• _Task to complete_: How many lines in these records hold the string "Child"? State only that number.

----- Records for processing -----

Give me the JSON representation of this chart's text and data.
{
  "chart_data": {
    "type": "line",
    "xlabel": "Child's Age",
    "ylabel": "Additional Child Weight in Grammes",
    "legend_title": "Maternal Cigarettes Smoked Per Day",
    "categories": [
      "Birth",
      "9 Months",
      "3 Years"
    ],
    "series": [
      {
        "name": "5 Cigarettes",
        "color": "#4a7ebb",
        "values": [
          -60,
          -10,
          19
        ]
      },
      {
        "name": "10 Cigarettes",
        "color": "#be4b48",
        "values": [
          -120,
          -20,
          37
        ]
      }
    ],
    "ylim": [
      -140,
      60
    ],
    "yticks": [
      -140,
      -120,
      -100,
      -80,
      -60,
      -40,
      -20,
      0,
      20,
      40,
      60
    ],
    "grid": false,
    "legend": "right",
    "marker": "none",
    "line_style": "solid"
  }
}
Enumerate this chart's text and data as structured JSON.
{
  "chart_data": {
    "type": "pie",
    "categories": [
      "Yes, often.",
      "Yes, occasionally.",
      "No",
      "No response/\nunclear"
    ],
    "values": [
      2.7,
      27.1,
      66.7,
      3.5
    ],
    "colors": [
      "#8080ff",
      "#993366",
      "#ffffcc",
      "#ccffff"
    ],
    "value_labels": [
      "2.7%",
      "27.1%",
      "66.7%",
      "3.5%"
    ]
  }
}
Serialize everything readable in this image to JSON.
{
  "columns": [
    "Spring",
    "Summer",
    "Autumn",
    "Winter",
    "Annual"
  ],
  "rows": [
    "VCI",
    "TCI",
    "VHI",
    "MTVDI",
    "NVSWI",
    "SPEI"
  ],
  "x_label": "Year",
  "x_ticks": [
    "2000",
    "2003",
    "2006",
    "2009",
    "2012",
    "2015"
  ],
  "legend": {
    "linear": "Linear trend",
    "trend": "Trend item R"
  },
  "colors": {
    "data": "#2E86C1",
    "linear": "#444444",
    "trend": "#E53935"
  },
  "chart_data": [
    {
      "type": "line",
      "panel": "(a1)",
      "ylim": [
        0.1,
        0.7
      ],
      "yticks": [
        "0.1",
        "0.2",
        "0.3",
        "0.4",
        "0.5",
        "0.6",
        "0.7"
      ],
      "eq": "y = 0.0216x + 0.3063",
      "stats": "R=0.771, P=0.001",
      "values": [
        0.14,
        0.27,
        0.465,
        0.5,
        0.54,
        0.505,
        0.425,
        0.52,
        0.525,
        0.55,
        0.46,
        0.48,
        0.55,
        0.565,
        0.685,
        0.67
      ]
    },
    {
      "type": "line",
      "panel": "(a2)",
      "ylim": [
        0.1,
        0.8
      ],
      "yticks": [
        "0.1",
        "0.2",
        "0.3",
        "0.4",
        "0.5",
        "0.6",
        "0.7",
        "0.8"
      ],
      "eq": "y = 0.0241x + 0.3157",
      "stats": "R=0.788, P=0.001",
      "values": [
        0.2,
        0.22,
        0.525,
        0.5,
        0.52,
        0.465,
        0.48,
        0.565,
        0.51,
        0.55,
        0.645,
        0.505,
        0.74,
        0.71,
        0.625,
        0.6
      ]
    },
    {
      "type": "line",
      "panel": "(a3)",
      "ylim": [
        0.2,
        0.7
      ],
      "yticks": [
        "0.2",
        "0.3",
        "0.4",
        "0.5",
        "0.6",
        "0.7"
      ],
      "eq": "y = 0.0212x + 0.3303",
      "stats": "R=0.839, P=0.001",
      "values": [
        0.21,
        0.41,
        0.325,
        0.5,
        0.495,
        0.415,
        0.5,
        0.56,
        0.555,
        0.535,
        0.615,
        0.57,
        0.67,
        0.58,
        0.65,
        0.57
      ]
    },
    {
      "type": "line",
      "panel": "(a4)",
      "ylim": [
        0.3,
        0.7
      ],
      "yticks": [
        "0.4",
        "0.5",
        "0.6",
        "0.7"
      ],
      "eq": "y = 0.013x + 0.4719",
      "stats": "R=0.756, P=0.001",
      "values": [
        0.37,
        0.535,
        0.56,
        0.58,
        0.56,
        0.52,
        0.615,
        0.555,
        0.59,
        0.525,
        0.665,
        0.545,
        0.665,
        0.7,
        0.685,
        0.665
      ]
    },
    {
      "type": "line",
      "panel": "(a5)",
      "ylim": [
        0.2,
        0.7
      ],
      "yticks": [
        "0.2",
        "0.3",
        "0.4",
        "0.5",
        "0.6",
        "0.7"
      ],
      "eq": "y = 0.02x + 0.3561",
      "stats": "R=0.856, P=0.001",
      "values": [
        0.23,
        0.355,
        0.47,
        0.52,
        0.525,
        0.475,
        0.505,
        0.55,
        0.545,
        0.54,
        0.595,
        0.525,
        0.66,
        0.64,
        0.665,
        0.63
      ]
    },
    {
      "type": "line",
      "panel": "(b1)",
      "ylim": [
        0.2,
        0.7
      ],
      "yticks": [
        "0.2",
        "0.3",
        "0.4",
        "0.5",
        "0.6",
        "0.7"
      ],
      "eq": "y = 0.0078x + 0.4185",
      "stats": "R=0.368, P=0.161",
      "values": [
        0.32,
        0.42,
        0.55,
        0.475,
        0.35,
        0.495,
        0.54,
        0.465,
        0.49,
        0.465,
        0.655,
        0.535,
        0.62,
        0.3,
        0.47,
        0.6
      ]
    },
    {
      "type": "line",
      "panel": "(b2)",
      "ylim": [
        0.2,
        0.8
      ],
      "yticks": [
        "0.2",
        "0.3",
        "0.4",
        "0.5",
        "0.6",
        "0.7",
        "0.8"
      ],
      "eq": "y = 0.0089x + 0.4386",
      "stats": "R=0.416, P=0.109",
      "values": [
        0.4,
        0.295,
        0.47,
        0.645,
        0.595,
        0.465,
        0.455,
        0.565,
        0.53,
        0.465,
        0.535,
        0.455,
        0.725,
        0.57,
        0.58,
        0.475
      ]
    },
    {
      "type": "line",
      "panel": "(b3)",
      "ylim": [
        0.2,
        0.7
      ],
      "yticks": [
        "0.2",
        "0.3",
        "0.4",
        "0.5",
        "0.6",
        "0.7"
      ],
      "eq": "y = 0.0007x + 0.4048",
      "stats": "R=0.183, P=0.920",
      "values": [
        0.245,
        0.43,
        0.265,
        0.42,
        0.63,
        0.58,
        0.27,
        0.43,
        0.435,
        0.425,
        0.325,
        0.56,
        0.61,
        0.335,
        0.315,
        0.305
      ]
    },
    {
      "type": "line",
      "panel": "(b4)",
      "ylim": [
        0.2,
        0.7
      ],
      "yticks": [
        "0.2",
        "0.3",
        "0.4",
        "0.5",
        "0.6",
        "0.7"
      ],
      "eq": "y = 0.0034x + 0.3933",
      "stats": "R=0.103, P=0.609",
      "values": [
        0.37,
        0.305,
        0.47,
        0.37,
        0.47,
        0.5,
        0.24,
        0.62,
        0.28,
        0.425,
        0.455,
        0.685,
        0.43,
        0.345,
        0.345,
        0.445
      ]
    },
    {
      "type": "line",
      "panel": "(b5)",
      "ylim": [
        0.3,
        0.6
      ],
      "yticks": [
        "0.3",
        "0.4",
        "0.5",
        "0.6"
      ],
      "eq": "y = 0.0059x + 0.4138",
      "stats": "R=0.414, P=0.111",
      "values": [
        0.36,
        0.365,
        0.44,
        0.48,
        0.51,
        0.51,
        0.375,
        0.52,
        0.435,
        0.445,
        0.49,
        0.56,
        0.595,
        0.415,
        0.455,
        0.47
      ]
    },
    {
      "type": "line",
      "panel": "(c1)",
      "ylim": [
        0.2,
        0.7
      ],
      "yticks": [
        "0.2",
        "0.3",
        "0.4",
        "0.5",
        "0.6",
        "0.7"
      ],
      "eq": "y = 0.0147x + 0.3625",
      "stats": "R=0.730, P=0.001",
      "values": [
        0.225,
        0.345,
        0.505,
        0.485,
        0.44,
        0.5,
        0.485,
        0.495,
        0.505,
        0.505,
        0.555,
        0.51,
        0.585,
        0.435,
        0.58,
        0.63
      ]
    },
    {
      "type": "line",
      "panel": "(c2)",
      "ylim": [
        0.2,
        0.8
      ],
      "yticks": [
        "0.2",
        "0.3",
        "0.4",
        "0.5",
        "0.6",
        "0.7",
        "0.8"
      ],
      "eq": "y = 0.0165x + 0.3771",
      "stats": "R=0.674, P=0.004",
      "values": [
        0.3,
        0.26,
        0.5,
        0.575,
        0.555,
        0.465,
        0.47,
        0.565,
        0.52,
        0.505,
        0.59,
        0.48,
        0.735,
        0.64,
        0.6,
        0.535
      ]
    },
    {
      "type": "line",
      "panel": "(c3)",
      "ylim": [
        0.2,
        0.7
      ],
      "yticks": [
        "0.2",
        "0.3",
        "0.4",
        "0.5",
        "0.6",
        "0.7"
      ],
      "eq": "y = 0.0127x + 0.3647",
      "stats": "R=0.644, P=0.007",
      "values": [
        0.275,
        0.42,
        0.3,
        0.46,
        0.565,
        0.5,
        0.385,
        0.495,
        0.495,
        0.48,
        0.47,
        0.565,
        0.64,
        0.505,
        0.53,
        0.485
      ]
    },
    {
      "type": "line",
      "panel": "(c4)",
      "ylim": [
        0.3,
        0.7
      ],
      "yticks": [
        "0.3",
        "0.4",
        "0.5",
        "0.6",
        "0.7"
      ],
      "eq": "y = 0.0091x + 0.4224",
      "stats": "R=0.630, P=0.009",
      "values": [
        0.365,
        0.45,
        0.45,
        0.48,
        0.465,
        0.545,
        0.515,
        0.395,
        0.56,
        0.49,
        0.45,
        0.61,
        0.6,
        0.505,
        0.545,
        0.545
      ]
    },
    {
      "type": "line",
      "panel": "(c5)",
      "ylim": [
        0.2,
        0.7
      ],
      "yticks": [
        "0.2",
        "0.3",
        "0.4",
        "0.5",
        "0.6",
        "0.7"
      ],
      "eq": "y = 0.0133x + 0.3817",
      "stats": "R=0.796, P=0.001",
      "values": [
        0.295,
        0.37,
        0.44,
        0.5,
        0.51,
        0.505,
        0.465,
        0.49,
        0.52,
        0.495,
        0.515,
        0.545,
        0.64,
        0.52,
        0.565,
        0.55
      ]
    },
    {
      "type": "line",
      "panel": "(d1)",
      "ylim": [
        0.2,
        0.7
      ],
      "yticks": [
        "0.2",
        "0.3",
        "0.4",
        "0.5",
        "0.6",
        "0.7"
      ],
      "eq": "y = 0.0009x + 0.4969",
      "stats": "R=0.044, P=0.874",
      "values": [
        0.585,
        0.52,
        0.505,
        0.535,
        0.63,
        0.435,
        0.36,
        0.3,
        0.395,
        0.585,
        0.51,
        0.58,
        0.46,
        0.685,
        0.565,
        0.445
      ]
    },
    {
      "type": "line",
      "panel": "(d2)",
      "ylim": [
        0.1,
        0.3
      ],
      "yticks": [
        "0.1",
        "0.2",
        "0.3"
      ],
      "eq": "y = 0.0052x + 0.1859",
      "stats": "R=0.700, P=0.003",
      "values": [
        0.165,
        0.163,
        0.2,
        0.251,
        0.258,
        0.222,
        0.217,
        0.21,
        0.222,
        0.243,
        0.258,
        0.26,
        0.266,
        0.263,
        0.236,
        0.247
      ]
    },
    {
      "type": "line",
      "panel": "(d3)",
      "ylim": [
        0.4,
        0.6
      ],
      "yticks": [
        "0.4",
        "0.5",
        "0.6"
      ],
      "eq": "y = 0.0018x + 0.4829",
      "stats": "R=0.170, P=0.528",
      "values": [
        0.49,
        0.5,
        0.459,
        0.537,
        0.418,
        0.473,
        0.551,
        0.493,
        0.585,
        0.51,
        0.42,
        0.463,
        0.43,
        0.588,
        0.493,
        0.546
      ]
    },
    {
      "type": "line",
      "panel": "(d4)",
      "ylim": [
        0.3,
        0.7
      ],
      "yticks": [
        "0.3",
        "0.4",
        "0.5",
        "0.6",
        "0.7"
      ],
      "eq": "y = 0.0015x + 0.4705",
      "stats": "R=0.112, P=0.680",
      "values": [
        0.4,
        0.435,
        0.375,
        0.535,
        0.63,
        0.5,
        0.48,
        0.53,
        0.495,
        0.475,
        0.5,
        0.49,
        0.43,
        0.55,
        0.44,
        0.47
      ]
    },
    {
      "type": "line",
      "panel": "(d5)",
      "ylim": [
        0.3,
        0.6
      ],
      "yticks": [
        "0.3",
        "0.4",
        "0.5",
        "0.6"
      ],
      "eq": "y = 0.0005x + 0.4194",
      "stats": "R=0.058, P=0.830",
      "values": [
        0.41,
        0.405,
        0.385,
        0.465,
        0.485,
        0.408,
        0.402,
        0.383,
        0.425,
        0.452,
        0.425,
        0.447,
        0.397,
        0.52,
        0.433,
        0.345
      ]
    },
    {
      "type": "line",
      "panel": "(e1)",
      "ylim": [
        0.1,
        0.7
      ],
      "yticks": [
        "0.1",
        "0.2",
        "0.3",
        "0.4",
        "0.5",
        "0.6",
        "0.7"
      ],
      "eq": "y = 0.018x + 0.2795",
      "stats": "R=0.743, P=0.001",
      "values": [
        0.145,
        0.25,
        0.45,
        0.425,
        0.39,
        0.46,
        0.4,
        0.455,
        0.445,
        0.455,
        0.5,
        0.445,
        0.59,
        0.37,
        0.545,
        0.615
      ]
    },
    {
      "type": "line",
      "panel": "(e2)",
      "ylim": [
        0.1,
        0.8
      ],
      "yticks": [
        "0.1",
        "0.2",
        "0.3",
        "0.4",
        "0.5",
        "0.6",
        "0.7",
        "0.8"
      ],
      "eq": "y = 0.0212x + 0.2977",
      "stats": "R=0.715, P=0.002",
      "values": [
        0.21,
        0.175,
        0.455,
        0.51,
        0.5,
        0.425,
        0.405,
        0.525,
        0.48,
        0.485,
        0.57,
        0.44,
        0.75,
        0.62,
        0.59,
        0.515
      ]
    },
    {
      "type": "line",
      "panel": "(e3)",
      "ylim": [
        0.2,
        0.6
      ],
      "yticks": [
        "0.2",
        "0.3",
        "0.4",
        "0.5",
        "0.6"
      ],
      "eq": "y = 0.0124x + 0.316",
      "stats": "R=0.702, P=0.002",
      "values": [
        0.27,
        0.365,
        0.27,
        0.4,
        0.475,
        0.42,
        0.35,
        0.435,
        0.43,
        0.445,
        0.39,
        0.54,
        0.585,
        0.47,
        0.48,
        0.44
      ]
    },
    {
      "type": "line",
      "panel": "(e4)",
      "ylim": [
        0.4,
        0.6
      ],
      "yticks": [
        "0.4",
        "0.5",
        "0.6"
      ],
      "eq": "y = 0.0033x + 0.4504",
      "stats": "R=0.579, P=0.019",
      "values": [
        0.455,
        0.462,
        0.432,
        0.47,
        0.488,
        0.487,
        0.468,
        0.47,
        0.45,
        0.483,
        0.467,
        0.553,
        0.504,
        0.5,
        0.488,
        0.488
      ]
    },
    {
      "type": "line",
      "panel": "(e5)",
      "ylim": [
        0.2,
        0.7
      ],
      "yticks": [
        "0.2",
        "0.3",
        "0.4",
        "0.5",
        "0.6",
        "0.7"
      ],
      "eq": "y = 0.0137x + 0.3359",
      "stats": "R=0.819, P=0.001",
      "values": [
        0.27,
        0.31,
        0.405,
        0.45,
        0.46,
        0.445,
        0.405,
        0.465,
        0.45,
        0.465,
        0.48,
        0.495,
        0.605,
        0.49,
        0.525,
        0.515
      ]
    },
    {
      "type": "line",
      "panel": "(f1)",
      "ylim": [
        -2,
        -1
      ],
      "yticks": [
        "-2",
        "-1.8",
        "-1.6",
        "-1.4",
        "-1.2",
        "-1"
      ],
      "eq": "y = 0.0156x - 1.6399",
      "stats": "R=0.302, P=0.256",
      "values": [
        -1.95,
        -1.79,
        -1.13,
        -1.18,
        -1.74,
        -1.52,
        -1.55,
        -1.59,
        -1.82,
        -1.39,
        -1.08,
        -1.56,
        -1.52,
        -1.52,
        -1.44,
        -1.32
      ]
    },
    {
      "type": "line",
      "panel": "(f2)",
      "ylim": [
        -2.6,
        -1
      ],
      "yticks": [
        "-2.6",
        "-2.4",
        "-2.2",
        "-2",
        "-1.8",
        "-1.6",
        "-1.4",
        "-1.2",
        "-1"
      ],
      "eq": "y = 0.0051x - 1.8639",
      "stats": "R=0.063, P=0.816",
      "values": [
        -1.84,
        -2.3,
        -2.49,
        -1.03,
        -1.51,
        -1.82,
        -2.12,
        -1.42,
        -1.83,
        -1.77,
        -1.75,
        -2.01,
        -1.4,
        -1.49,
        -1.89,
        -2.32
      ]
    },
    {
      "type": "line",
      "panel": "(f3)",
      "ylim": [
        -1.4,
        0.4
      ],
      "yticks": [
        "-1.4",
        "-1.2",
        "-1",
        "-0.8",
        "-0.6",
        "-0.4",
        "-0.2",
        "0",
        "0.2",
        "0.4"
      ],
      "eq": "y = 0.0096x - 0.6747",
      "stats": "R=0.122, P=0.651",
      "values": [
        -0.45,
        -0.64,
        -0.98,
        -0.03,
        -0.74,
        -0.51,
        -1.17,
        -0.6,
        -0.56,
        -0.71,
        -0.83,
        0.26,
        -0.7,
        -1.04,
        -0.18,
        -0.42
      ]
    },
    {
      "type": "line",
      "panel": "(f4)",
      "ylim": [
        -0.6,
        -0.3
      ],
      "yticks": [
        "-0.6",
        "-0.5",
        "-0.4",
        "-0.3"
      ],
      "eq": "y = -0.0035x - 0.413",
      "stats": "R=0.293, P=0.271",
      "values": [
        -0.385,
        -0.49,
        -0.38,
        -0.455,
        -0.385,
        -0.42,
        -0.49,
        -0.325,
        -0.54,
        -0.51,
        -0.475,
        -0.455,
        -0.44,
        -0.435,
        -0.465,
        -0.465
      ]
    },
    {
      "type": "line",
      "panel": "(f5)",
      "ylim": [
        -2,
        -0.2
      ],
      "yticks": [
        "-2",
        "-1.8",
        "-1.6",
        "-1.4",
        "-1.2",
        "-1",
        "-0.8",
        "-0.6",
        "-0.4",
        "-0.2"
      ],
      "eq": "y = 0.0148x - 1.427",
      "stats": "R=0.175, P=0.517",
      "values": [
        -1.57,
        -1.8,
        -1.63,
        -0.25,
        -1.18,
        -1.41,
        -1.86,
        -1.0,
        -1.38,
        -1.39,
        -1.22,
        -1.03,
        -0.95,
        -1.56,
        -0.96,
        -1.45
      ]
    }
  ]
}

-----

• _Result of the task_: 2